Start Material shown

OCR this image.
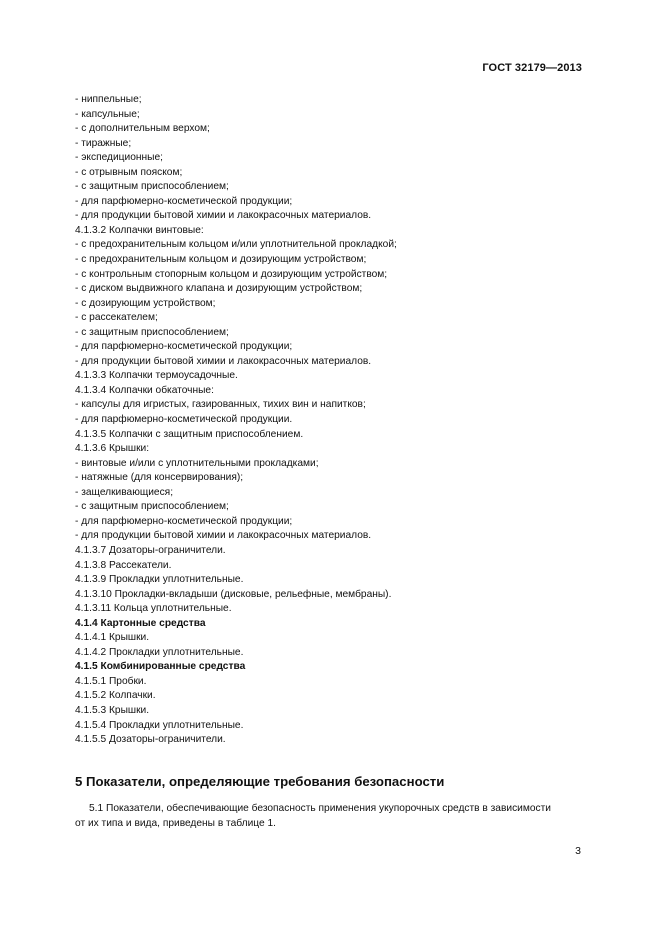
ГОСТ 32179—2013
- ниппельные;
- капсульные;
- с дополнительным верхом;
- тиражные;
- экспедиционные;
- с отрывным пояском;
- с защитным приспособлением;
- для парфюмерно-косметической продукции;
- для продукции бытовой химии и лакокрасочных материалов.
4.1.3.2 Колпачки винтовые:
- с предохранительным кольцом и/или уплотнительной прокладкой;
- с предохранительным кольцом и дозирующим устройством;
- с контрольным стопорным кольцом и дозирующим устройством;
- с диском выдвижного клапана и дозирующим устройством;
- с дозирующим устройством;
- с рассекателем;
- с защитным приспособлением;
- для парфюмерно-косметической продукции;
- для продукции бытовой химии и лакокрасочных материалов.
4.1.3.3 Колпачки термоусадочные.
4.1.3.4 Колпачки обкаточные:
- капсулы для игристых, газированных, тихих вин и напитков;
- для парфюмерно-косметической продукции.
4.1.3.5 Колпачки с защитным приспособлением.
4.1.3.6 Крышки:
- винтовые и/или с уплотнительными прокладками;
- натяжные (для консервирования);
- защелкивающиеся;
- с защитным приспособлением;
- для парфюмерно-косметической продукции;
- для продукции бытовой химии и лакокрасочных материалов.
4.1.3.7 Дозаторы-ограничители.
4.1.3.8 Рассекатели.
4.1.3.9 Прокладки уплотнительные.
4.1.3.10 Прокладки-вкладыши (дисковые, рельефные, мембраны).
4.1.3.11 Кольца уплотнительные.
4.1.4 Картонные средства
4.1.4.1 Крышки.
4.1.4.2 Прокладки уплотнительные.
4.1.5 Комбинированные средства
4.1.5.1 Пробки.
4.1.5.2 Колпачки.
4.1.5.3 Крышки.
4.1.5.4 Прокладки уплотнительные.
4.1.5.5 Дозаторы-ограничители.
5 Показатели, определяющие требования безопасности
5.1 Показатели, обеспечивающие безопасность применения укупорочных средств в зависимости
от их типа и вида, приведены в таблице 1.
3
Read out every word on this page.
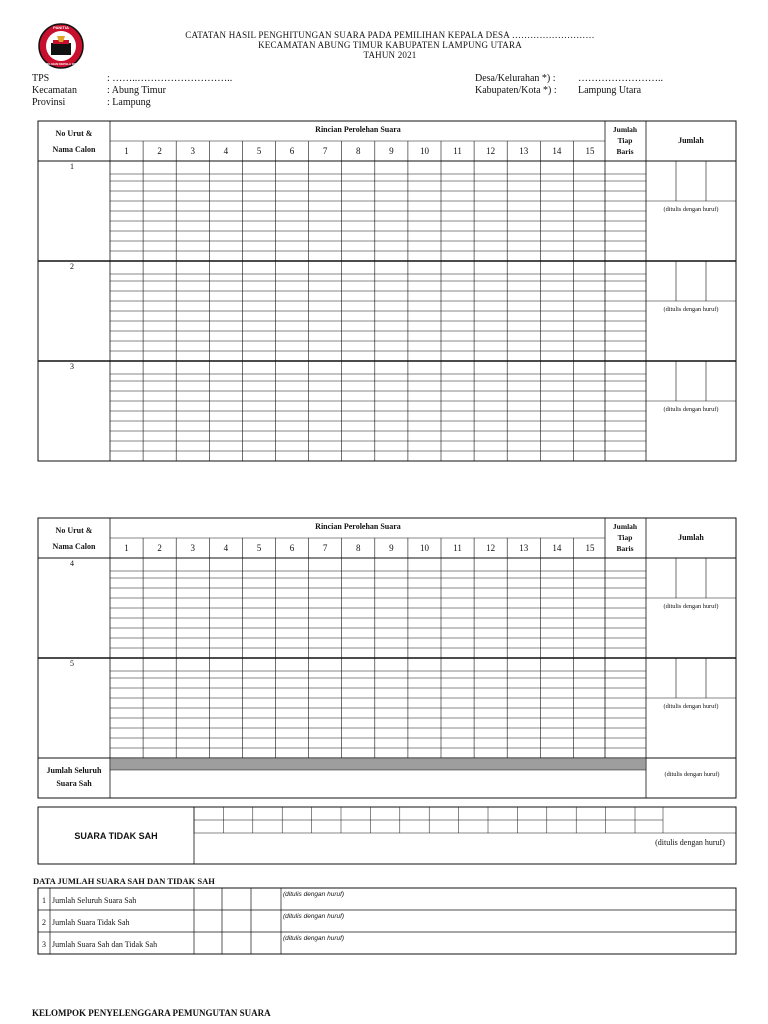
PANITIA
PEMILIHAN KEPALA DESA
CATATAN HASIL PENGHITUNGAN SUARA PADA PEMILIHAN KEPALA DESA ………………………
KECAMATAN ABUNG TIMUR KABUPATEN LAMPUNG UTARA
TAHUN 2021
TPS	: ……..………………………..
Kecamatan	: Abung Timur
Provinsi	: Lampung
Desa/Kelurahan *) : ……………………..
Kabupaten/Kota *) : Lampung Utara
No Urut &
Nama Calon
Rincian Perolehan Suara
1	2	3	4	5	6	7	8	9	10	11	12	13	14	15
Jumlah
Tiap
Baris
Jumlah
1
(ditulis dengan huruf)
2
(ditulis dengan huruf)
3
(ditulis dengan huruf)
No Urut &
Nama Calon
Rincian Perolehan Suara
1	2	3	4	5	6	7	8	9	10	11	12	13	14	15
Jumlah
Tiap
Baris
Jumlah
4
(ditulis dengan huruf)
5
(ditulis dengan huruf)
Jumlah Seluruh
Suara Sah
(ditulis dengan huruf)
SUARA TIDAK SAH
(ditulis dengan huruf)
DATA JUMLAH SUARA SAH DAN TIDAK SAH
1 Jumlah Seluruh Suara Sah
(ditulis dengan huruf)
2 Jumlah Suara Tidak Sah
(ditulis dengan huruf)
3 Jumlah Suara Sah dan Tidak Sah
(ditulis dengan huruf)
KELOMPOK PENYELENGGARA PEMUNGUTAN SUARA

End Material shown

# Your goal
In the entries above, identify every line with the string "предохранительным".

# Exercise result
- с предохранительным кольцом и/или уплотнительной прокладкой;
- с предохранительным кольцом и дозирующим устройством;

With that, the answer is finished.